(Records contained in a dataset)
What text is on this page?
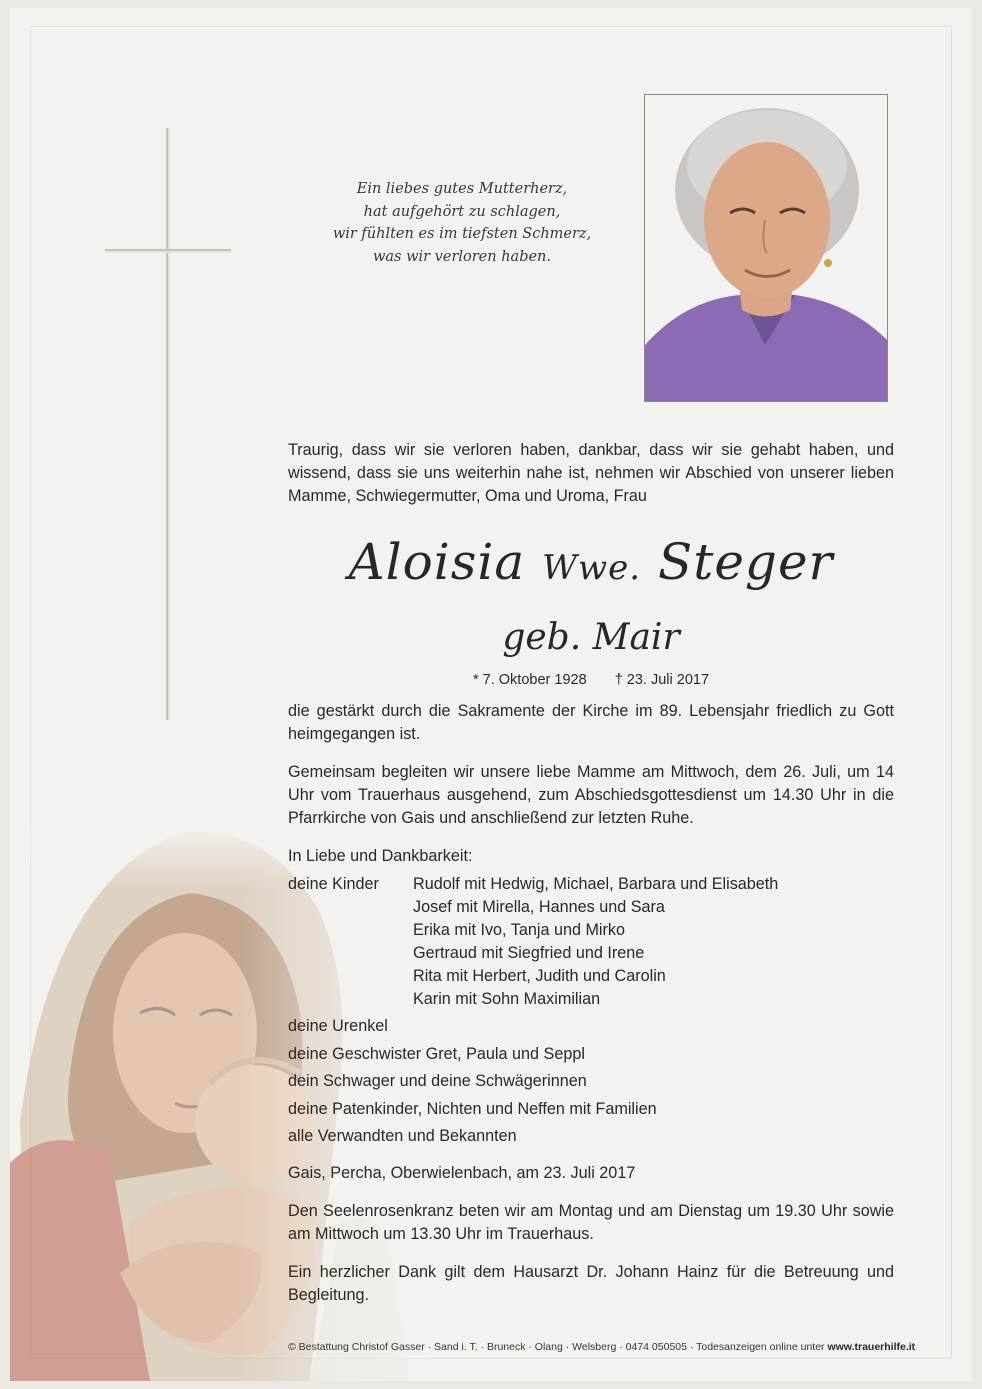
Ein liebes gutes Mutterherz,
hat aufgehört zu schlagen,
wir fühlten es im tiefsten Schmerz,
was wir verloren haben.

Traurig, dass wir sie verloren haben, dankbar, dass wir sie gehabt haben, und wissend, dass sie uns weiterhin nahe ist, nehmen wir Abschied von unserer lieben Mamme, Schwiegermutter, Oma und Uroma, Frau

Aloisia Wwe. Steger
geb. Mair
* 7. Oktober 1928 † 23. Juli 2017

die gestärkt durch die Sakramente der Kirche im 89. Lebensjahr friedlich zu Gott heimgegangen ist.

Gemeinsam begleiten wir unsere liebe Mamme am Mittwoch, dem 26. Juli, um 14 Uhr vom Trauerhaus ausgehend, zum Abschiedsgottesdienst um 14.30 Uhr in die Pfarrkirche von Gais und anschließend zur letzten Ruhe.

In Liebe und Dankbarkeit:
deine Kinder Rudolf mit Hedwig, Michael, Barbara und Elisabeth
Josef mit Mirella, Hannes und Sara
Erika mit Ivo, Tanja und Mirko
Gertraud mit Siegfried und Irene
Rita mit Herbert, Judith und Carolin
Karin mit Sohn Maximilian
deine Urenkel
deine Geschwister Gret, Paula und Seppl
dein Schwager und deine Schwägerinnen
deine Patenkinder, Nichten und Neffen mit Familien
alle Verwandten und Bekannten
Gais, Percha, Oberwielenbach, am 23. Juli 2017

Den Seelenrosenkranz beten wir am Montag und am Dienstag um 19.30 Uhr sowie am Mittwoch um 13.30 Uhr im Trauerhaus.

Ein herzlicher Dank gilt dem Hausarzt Dr. Johann Hainz für die Betreuung und Begleitung.

© Bestattung Christof Gasser · Sand i. T. · Bruneck · Olang · Welsberg · 0474 050505 · Todesanzeigen online unter www.trauerhilfe.it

(Task to carry out)
Repeat the material above word for word and skip every image in it.

(Finished exercise)
What text is on this page?
Ein liebes gutes Mutterherz,
hat aufgehört zu schlagen,
wir fühlten es im tiefsten Schmerz,
was wir verloren haben.

Traurig, dass wir sie verloren haben, dankbar, dass wir sie gehabt haben, und wissend, dass sie uns weiterhin nahe ist, nehmen wir Abschied von unserer lieben Mamme, Schwiegermutter, Oma und Uroma, Frau

Aloisia Wwe. Steger
geb. Mair
* 7. Oktober 1928 † 23. Juli 2017

die gestärkt durch die Sakramente der Kirche im 89. Lebensjahr friedlich zu Gott heimgegangen ist.

Gemeinsam begleiten wir unsere liebe Mamme am Mittwoch, dem 26. Juli, um 14 Uhr vom Trauerhaus ausgehend, zum Abschiedsgottesdienst um 14.30 Uhr in die Pfarrkirche von Gais und anschließend zur letzten Ruhe.

In Liebe und Dankbarkeit:
deine Kinder Rudolf mit Hedwig, Michael, Barbara und Elisabeth
Josef mit Mirella, Hannes und Sara
Erika mit Ivo, Tanja und Mirko
Gertraud mit Siegfried und Irene
Rita mit Herbert, Judith und Carolin
Karin mit Sohn Maximilian
deine Urenkel
deine Geschwister Gret, Paula und Seppl
dein Schwager und deine Schwägerinnen
deine Patenkinder, Nichten und Neffen mit Familien
alle Verwandten und Bekannten
Gais, Percha, Oberwielenbach, am 23. Juli 2017

Den Seelenrosenkranz beten wir am Montag und am Dienstag um 19.30 Uhr sowie am Mittwoch um 13.30 Uhr im Trauerhaus.

Ein herzlicher Dank gilt dem Hausarzt Dr. Johann Hainz für die Betreuung und Begleitung.

© Bestattung Christof Gasser · Sand i. T. · Bruneck · Olang · Welsberg · 0474 050505 · Todesanzeigen online unter www.trauerhilfe.it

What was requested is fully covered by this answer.